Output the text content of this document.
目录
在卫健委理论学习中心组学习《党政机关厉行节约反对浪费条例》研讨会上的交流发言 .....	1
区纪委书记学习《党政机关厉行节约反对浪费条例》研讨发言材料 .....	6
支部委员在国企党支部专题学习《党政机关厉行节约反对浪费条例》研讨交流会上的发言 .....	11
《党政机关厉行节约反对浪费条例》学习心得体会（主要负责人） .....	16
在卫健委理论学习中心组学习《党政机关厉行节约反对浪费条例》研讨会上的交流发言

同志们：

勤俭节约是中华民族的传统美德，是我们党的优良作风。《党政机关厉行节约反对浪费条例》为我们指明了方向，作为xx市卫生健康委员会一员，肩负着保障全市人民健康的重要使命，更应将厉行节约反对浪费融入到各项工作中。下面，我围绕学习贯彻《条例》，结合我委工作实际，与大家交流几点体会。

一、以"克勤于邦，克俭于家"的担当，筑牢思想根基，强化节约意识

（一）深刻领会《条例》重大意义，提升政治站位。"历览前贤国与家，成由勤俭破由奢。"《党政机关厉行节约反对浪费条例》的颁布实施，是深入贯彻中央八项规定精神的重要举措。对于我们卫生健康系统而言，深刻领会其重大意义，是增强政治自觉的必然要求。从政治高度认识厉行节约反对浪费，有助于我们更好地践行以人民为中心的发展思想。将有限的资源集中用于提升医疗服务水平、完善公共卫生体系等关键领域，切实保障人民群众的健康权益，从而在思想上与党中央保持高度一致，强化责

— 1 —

■ ■ ■ ■ ■ ■ ■

** PROBLEM DESCRIPTION **
Retype the records above exactly.

** OUTPUT **
Output the text content of this document.
目录
在卫健委理论学习中心组学习《党政机关厉行节约反对浪费条例》研讨会上的交流发言 .....	1
区纪委书记学习《党政机关厉行节约反对浪费条例》研讨发言材料 .....	6
支部委员在国企党支部专题学习《党政机关厉行节约反对浪费条例》研讨交流会上的发言 .....	11
《党政机关厉行节约反对浪费条例》学习心得体会（主要负责人） .....	16
在卫健委理论学习中心组学习《党政机关厉行节约反对浪费条例》研讨会上的交流发言

同志们：

勤俭节约是中华民族的传统美德，是我们党的优良作风。《党政机关厉行节约反对浪费条例》为我们指明了方向，作为xx市卫生健康委员会一员，肩负着保障全市人民健康的重要使命，更应将厉行节约反对浪费融入到各项工作中。下面，我围绕学习贯彻《条例》，结合我委工作实际，与大家交流几点体会。

一、以"克勤于邦，克俭于家"的担当，筑牢思想根基，强化节约意识

（一）深刻领会《条例》重大意义，提升政治站位。"历览前贤国与家，成由勤俭破由奢。"《党政机关厉行节约反对浪费条例》的颁布实施，是深入贯彻中央八项规定精神的重要举措。对于我们卫生健康系统而言，深刻领会其重大意义，是增强政治自觉的必然要求。从政治高度认识厉行节约反对浪费，有助于我们更好地践行以人民为中心的发展思想。将有限的资源集中用于提升医疗服务水平、完善公共卫生体系等关键领域，切实保障人民群众的健康权益，从而在思想上与党中央保持高度一致，强化责

— 1 —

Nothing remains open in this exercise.